• **AIM OF THE EXERCISE**
Only the lines from the line containing "Enumerate this screenshot's" to the end of the entries should be repeated, exactly as they appear.

• **ROWS**
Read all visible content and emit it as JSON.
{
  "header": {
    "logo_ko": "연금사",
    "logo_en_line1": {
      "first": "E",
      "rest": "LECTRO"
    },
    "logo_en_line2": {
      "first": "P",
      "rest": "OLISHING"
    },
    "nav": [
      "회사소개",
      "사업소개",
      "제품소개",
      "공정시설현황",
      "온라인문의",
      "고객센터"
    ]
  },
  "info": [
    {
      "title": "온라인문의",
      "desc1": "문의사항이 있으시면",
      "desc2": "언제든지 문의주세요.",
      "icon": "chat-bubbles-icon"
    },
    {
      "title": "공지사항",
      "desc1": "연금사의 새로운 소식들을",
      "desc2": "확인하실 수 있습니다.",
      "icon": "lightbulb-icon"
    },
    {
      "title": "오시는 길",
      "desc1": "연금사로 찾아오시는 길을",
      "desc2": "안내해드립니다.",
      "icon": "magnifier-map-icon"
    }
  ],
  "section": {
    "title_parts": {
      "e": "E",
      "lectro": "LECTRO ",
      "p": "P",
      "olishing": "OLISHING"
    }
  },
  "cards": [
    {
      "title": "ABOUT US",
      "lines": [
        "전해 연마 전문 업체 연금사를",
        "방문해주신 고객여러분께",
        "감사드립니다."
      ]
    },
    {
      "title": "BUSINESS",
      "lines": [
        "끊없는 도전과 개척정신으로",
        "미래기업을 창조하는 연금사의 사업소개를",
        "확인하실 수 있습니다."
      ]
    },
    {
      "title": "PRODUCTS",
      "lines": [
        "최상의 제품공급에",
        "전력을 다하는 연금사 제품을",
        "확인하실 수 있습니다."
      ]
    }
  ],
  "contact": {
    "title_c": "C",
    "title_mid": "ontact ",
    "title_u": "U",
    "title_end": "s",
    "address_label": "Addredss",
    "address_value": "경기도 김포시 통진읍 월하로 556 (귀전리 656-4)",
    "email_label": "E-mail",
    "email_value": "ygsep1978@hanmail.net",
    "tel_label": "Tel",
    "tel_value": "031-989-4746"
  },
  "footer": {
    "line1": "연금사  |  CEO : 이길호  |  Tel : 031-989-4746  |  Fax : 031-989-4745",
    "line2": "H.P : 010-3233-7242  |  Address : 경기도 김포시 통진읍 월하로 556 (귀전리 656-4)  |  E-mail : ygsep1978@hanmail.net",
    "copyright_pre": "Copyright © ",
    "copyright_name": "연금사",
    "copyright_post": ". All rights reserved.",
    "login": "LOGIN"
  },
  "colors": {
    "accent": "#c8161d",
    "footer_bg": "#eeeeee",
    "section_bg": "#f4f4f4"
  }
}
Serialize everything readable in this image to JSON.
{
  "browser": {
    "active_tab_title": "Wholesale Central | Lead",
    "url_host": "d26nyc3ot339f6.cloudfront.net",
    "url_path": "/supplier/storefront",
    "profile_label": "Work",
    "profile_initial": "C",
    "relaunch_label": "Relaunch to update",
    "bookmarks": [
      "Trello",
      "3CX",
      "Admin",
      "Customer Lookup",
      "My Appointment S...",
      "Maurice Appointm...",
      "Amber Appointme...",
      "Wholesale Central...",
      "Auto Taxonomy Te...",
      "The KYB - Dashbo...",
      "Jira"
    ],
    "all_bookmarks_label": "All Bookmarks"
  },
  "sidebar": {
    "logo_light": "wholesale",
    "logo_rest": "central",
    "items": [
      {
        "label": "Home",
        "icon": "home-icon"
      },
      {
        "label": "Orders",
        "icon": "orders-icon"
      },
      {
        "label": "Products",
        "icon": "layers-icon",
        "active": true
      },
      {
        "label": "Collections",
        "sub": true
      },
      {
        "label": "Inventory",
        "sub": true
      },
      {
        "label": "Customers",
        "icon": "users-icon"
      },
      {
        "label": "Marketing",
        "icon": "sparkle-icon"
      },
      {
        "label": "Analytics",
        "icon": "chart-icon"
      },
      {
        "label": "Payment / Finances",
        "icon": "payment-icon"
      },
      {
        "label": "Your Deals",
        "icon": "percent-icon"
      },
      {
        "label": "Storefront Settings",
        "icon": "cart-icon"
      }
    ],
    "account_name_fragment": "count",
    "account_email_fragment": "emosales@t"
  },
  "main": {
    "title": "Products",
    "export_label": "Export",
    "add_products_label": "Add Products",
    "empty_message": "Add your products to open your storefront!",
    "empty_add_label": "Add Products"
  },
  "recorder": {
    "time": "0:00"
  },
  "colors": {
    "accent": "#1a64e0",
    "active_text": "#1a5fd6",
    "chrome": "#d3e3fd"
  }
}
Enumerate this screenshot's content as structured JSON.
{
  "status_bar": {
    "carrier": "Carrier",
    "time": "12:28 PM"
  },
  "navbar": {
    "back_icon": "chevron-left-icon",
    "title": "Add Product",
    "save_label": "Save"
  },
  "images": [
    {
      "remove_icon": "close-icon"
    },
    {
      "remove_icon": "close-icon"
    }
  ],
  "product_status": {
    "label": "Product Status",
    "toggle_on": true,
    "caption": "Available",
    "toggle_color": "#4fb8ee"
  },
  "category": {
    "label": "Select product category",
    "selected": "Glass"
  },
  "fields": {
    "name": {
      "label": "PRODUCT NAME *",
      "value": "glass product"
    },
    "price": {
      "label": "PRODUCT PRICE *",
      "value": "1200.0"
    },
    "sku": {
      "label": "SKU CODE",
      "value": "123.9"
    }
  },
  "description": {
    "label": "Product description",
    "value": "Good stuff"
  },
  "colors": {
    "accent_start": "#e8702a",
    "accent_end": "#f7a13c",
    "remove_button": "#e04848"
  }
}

• **TASK ANSWER**
Enumerate this screenshot's content as structured JSON.
{
  "status_bar": {
    "carrier": "Carrier",
    "time": "12:28 PM"
  },
  "navbar": {
    "back_icon": "chevron-left-icon",
    "title": "Add Product",
    "save_label": "Save"
  },
  "images": [
    {
      "remove_icon": "close-icon"
    },
    {
      "remove_icon": "close-icon"
    }
  ],
  "product_status": {
    "label": "Product Status",
    "toggle_on": true,
    "caption": "Available",
    "toggle_color": "#4fb8ee"
  },
  "category": {
    "label": "Select product category",
    "selected": "Glass"
  },
  "fields": {
    "name": {
      "label": "PRODUCT NAME *",
      "value": "glass product"
    },
    "price": {
      "label": "PRODUCT PRICE *",
      "value": "1200.0"
    },
    "sku": {
      "label": "SKU CODE",
      "value": "123.9"
    }
  },
  "description": {
    "label": "Product description",
    "value": "Good stuff"
  },
  "colors": {
    "accent_start": "#e8702a",
    "accent_end": "#f7a13c",
    "remove_button": "#e04848"
  }
}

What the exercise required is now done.